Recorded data
--- BEGIN ---
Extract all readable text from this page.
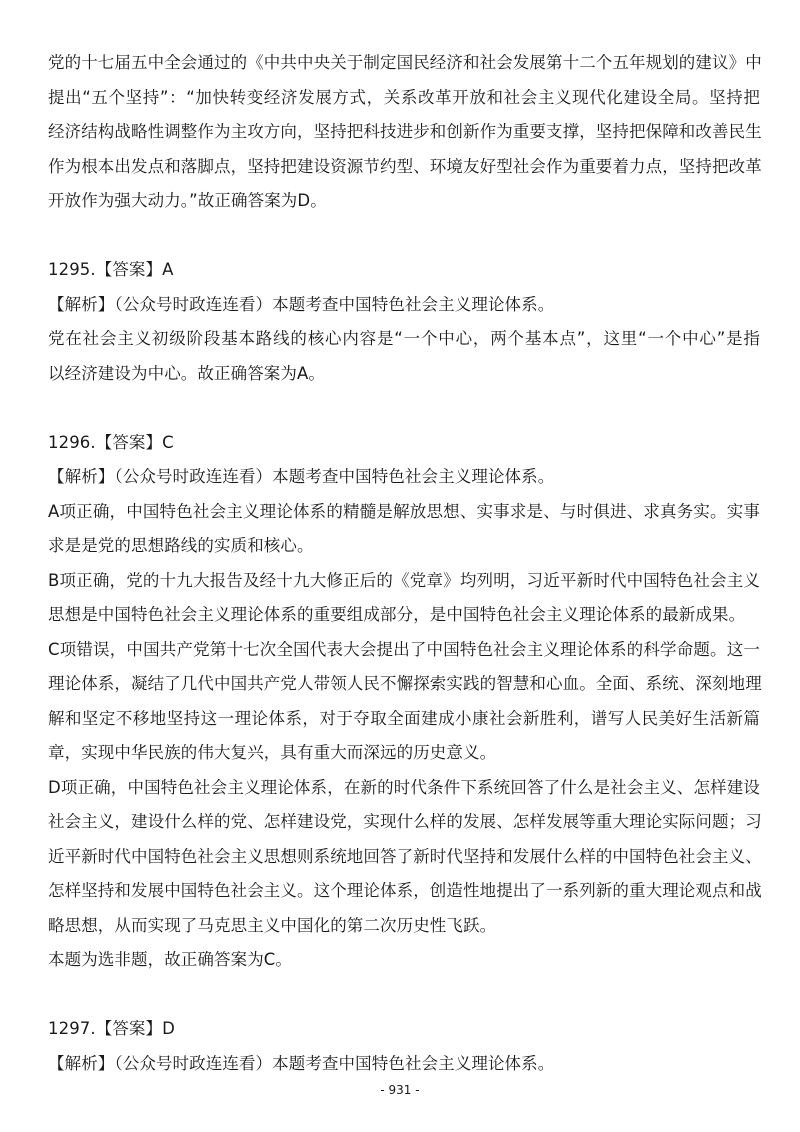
党的十七届五中全会通过的《中共中央关于制定国民经济和社会发展第十二个五年规划的建议》中
提出“五个坚持”：“加快转变经济发展方式，关系改革开放和社会主义现代化建设全局。坚持把
经济结构战略性调整作为主攻方向，坚持把科技进步和创新作为重要支撑，坚持把保障和改善民生
作为根本出发点和落脚点，坚持把建设资源节约型、环境友好型社会作为重要着力点，坚持把改革
开放作为强大动力。”故正确答案为D。
1295.【答案】A
【解析】（公众号时政连连看）本题考查中国特色社会主义理论体系。
党在社会主义初级阶段基本路线的核心内容是“一个中心，两个基本点”，这里“一个中心”是指
以经济建设为中心。故正确答案为A。
1296.【答案】C
【解析】（公众号时政连连看）本题考查中国特色社会主义理论体系。
A项正确，中国特色社会主义理论体系的精髓是解放思想、实事求是、与时俱进、求真务实。实事
求是是党的思想路线的实质和核心。
B项正确，党的十九大报告及经十九大修正后的《党章》均列明，习近平新时代中国特色社会主义
思想是中国特色社会主义理论体系的重要组成部分，是中国特色社会主义理论体系的最新成果。
C项错误，中国共产党第十七次全国代表大会提出了中国特色社会主义理论体系的科学命题。这一
理论体系，凝结了几代中国共产党人带领人民不懈探索实践的智慧和心血。全面、系统、深刻地理
解和坚定不移地坚持这一理论体系，对于夺取全面建成小康社会新胜利，谱写人民美好生活新篇
章，实现中华民族的伟大复兴，具有重大而深远的历史意义。
D项正确，中国特色社会主义理论体系，在新的时代条件下系统回答了什么是社会主义、怎样建设
社会主义，建设什么样的党、怎样建设党，实现什么样的发展、怎样发展等重大理论实际问题；习
近平新时代中国特色社会主义思想则系统地回答了新时代坚持和发展什么样的中国特色社会主义、
怎样坚持和发展中国特色社会主义。这个理论体系，创造性地提出了一系列新的重大理论观点和战
略思想，从而实现了马克思主义中国化的第二次历史性飞跃。
本题为选非题，故正确答案为C。
1297.【答案】D
【解析】（公众号时政连连看）本题考查中国特色社会主义理论体系。
- 931 -
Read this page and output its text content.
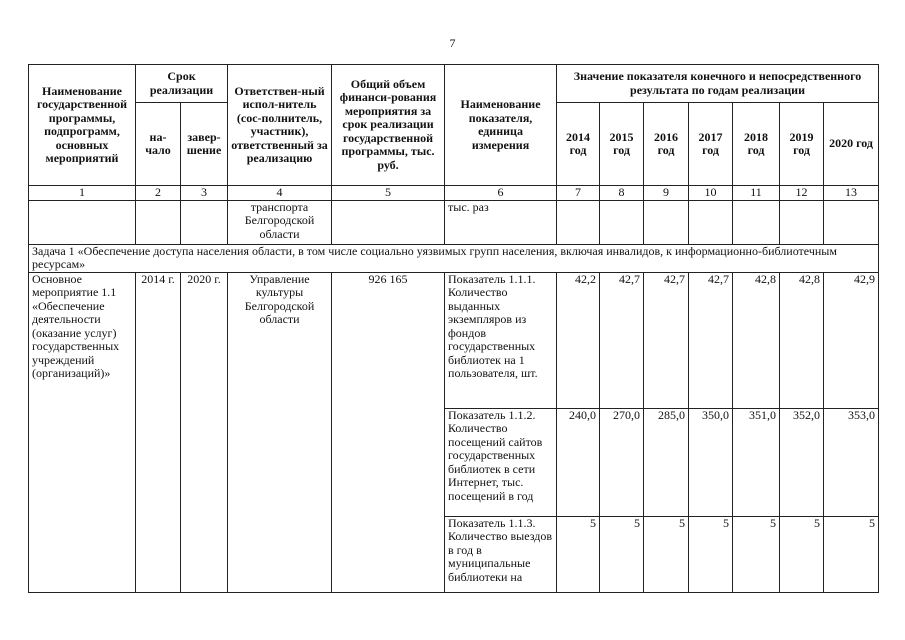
7
Наименование государственной программы, подпрограмм, основных мероприятий	Срок реализации		Ответствен-ный испол-нитель (сос-полнитель, участник), ответственный за реализацию	Общий объем финанси-рования мероприятия за срок реализации государственной программы, тыс. руб.	Наименование показателя, единица измерения	Значение показателя конечного и непосредственного результата по годам реализации						
	на-чало	завер-шение				2014 год	2015 год	2016 год	2017 год	2018 год	2019 год	2020 год
1	2	3	4	5	6	7	8	9	10	11	12	13
			транспорта Белгородской области		тыс. раз							
Задача 1 «Обеспечение доступа населения области, в том числе социально уязвимых групп населения, включая инвалидов, к информационно-библиотечным ресурсам»												
Основное мероприятие 1.1 «Обеспечение деятельности (оказание услуг) государственных учреждений (организаций)»	2014 г.	2020 г.	Управление культуры Белгородской области	926 165	Показатель 1.1.1. Количество выданных экземпляров из фондов государственных библиотек на 1 пользователя, шт.	42,2	42,7	42,7	42,7	42,8	42,8	42,9
					Показатель 1.1.2. Количество посещений сайтов государственных библиотек в сети Интернет, тыс. посещений в год	240,0	270,0	285,0	350,0	351,0	352,0	353,0
					Показатель 1.1.3. Количество выездов в год в муниципальные библиотеки на	5	5	5	5	5	5	5
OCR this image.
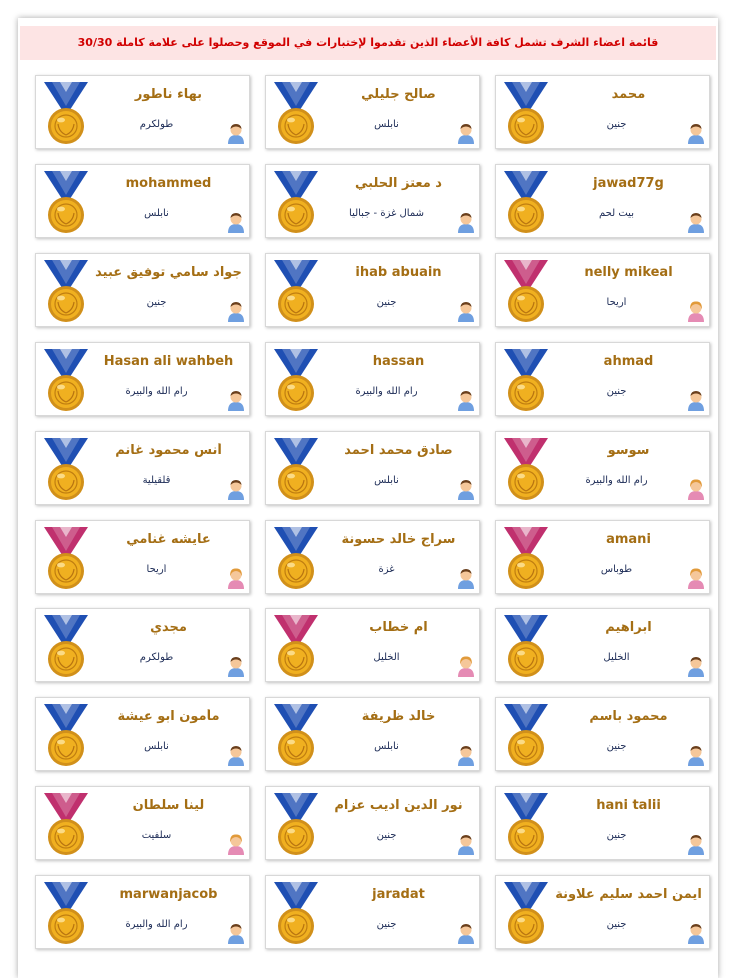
قائمة اعضاء الشرف تشمل كافة الأعضاء الذين تقدموا لإختبارات في الموقع وحصلوا على علامة كاملة 30/30
محمد
جنين
صالح جليلي
نابلس
بهاء ناطور
طولكرم
jawad77g
بيت لحم
د معتز الحلبي
شمال غزة - جباليا
mohammed
نابلس
nelly mikeal
أريحا
ihab abuain
جنين
جواد سامي توفيق عبيد
جنين
ahmad
جنين
hassan
رام الله والبيرة
Hasan ali wahbeh
رام الله والبيرة
سوسو
رام الله والبيرة
صادق محمد احمد
نابلس
أنس محمود غانم
قلقيلية
amani
طوباس
سراج خالد حسونة
غزة
عايشه غنامي
أريحا
ابراهيم
الخليل
ام خطاب
الخليل
مجدي
طولكرم
محمود باسم
جنين
خالد ظريفة
نابلس
مأمون ابو عيشة
نابلس
hani talii
جنين
نور الدين اديب عزام
جنين
لينا سلطان
سلفيت
ايمن احمد سليم علاونة
جنين
jaradat
جنين
marwanjacob
رام الله والبيرة
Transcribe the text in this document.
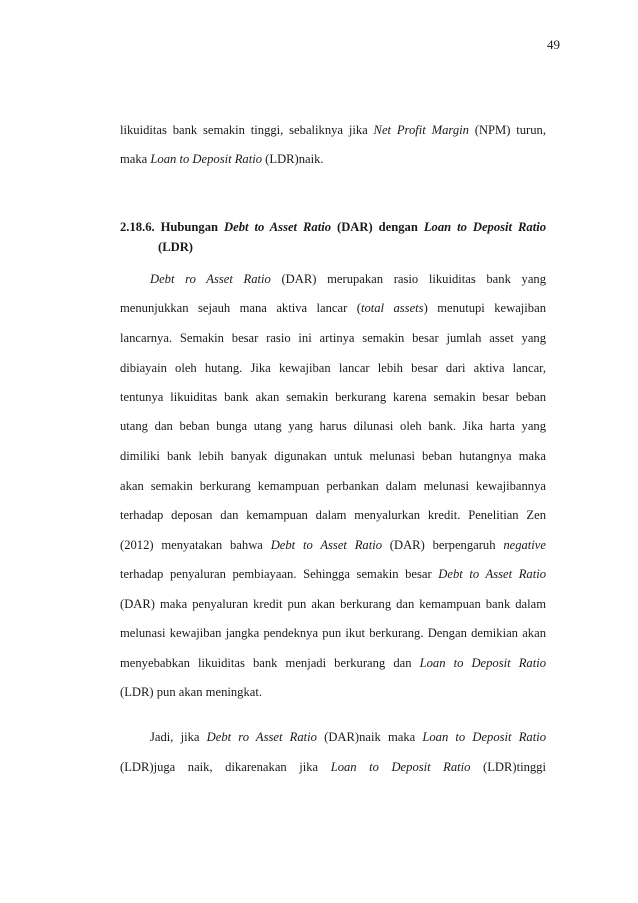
49
likuiditas bank semakin tinggi, sebaliknya jika Net Profit Margin (NPM) turun,
maka Loan to Deposit Ratio (LDR)naik.
2.18.6. Hubungan Debt to Asset Ratio (DAR) dengan Loan to Deposit Ratio
(LDR)
Debt ro Asset Ratio (DAR) merupakan rasio likuiditas bank yang
menunjukkan sejauh mana aktiva lancar (total assets) menutupi kewajiban
lancarnya. Semakin besar rasio ini artinya semakin besar jumlah asset yang
dibiayain oleh hutang. Jika kewajiban lancar lebih besar dari aktiva lancar,
tentunya likuiditas bank akan semakin berkurang karena semakin besar beban
utang dan beban bunga utang yang harus dilunasi oleh bank. Jika harta yang
dimiliki bank lebih banyak digunakan untuk melunasi beban hutangnya maka
akan semakin berkurang kemampuan perbankan dalam melunasi kewajibannya
terhadap deposan dan kemampuan dalam menyalurkan kredit. Penelitian Zen
(2012) menyatakan bahwa Debt to Asset Ratio (DAR) berpengaruh negative
terhadap penyaluran pembiayaan. Sehingga semakin besar Debt to Asset Ratio
(DAR) maka penyaluran kredit pun akan berkurang dan kemampuan bank dalam
melunasi kewajiban jangka pendeknya pun ikut berkurang. Dengan demikian akan
menyebabkan likuiditas bank menjadi berkurang dan Loan to Deposit Ratio
(LDR) pun akan meningkat.
Jadi, jika Debt ro Asset Ratio (DAR)naik maka Loan to Deposit Ratio
(LDR)juga naik, dikarenakan jika Loan to Deposit Ratio (LDR)tinggi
--- END ---
WHAT IS ASKED: Extract the full listing exactly, with the pictures left out.

SOLUTION TO THIS PROBLEM:
Extract all readable text from this page.
党的十七届五中全会通过的《中共中央关于制定国民经济和社会发展第十二个五年规划的建议》中
提出“五个坚持”：“加快转变经济发展方式，关系改革开放和社会主义现代化建设全局。坚持把
经济结构战略性调整作为主攻方向，坚持把科技进步和创新作为重要支撑，坚持把保障和改善民生
作为根本出发点和落脚点，坚持把建设资源节约型、环境友好型社会作为重要着力点，坚持把改革
开放作为强大动力。”故正确答案为D。
1295.【答案】A
【解析】（公众号时政连连看）本题考查中国特色社会主义理论体系。
党在社会主义初级阶段基本路线的核心内容是“一个中心，两个基本点”，这里“一个中心”是指
以经济建设为中心。故正确答案为A。
1296.【答案】C
【解析】（公众号时政连连看）本题考查中国特色社会主义理论体系。
A项正确，中国特色社会主义理论体系的精髓是解放思想、实事求是、与时俱进、求真务实。实事
求是是党的思想路线的实质和核心。
B项正确，党的十九大报告及经十九大修正后的《党章》均列明，习近平新时代中国特色社会主义
思想是中国特色社会主义理论体系的重要组成部分，是中国特色社会主义理论体系的最新成果。
C项错误，中国共产党第十七次全国代表大会提出了中国特色社会主义理论体系的科学命题。这一
理论体系，凝结了几代中国共产党人带领人民不懈探索实践的智慧和心血。全面、系统、深刻地理
解和坚定不移地坚持这一理论体系，对于夺取全面建成小康社会新胜利，谱写人民美好生活新篇
章，实现中华民族的伟大复兴，具有重大而深远的历史意义。
D项正确，中国特色社会主义理论体系，在新的时代条件下系统回答了什么是社会主义、怎样建设
社会主义，建设什么样的党、怎样建设党，实现什么样的发展、怎样发展等重大理论实际问题；习
近平新时代中国特色社会主义思想则系统地回答了新时代坚持和发展什么样的中国特色社会主义、
怎样坚持和发展中国特色社会主义。这个理论体系，创造性地提出了一系列新的重大理论观点和战
略思想，从而实现了马克思主义中国化的第二次历史性飞跃。
本题为选非题，故正确答案为C。
1297.【答案】D
【解析】（公众号时政连连看）本题考查中国特色社会主义理论体系。
- 931 -
Read this page and output its text content.
7
Наименование государственной программы, подпрограмм, основных мероприятий	Срок реализации		Ответствен-ный испол-нитель (сос-полнитель, участник), ответственный за реализацию	Общий объем финанси-рования мероприятия за срок реализации государственной программы, тыс. руб.	Наименование показателя, единица измерения	Значение показателя конечного и непосредственного результата по годам реализации						
	на-чало	завер-шение				2014 год	2015 год	2016 год	2017 год	2018 год	2019 год	2020 год
1	2	3	4	5	6	7	8	9	10	11	12	13
			транспорта Белгородской области		тыс. раз							
Задача 1 «Обеспечение доступа населения области, в том числе социально уязвимых групп населения, включая инвалидов, к информационно-библиотечным ресурсам»												
Основное мероприятие 1.1 «Обеспечение деятельности (оказание услуг) государственных учреждений (организаций)»	2014 г.	2020 г.	Управление культуры Белгородской области	926 165	Показатель 1.1.1. Количество выданных экземпляров из фондов государственных библиотек на 1 пользователя, шт.	42,2	42,7	42,7	42,7	42,8	42,8	42,9
					Показатель 1.1.2. Количество посещений сайтов государственных библиотек в сети Интернет, тыс. посещений в год	240,0	270,0	285,0	350,0	351,0	352,0	353,0
					Показатель 1.1.3. Количество выездов в год в муниципальные библиотеки на	5	5	5	5	5	5	5
OCR this image.
قائمة اعضاء الشرف تشمل كافة الأعضاء الذين تقدموا لإختبارات في الموقع وحصلوا على علامة كاملة 30/30
محمد
جنين
صالح جليلي
نابلس
بهاء ناطور
طولكرم
jawad77g
بيت لحم
د معتز الحلبي
شمال غزة - جباليا
mohammed
نابلس
nelly mikeal
أريحا
ihab abuain
جنين
جواد سامي توفيق عبيد
جنين
ahmad
جنين
hassan
رام الله والبيرة
Hasan ali wahbeh
رام الله والبيرة
سوسو
رام الله والبيرة
صادق محمد احمد
نابلس
أنس محمود غانم
قلقيلية
amani
طوباس
سراج خالد حسونة
غزة
عايشه غنامي
أريحا
ابراهيم
الخليل
ام خطاب
الخليل
مجدي
طولكرم
محمود باسم
جنين
خالد ظريفة
نابلس
مأمون ابو عيشة
نابلس
hani talii
جنين
نور الدين اديب عزام
جنين
لينا سلطان
سلفيت
ايمن احمد سليم علاونة
جنين
jaradat
جنين
marwanjacob
رام الله والبيرة
Transcribe the text in this document.
49
likuiditas bank semakin tinggi, sebaliknya jika Net Profit Margin (NPM) turun,
maka Loan to Deposit Ratio (LDR)naik.
2.18.6. Hubungan Debt to Asset Ratio (DAR) dengan Loan to Deposit Ratio
(LDR)
Debt ro Asset Ratio (DAR) merupakan rasio likuiditas bank yang
menunjukkan sejauh mana aktiva lancar (total assets) menutupi kewajiban
lancarnya. Semakin besar rasio ini artinya semakin besar jumlah asset yang
dibiayain oleh hutang. Jika kewajiban lancar lebih besar dari aktiva lancar,
tentunya likuiditas bank akan semakin berkurang karena semakin besar beban
utang dan beban bunga utang yang harus dilunasi oleh bank. Jika harta yang
dimiliki bank lebih banyak digunakan untuk melunasi beban hutangnya maka
akan semakin berkurang kemampuan perbankan dalam melunasi kewajibannya
terhadap deposan dan kemampuan dalam menyalurkan kredit. Penelitian Zen
(2012) menyatakan bahwa Debt to Asset Ratio (DAR) berpengaruh negative
terhadap penyaluran pembiayaan. Sehingga semakin besar Debt to Asset Ratio
(DAR) maka penyaluran kredit pun akan berkurang dan kemampuan bank dalam
melunasi kewajiban jangka pendeknya pun ikut berkurang. Dengan demikian akan
menyebabkan likuiditas bank menjadi berkurang dan Loan to Deposit Ratio
(LDR) pun akan meningkat.
Jadi, jika Debt ro Asset Ratio (DAR)naik maka Loan to Deposit Ratio
(LDR)juga naik, dikarenakan jika Loan to Deposit Ratio (LDR)tinggi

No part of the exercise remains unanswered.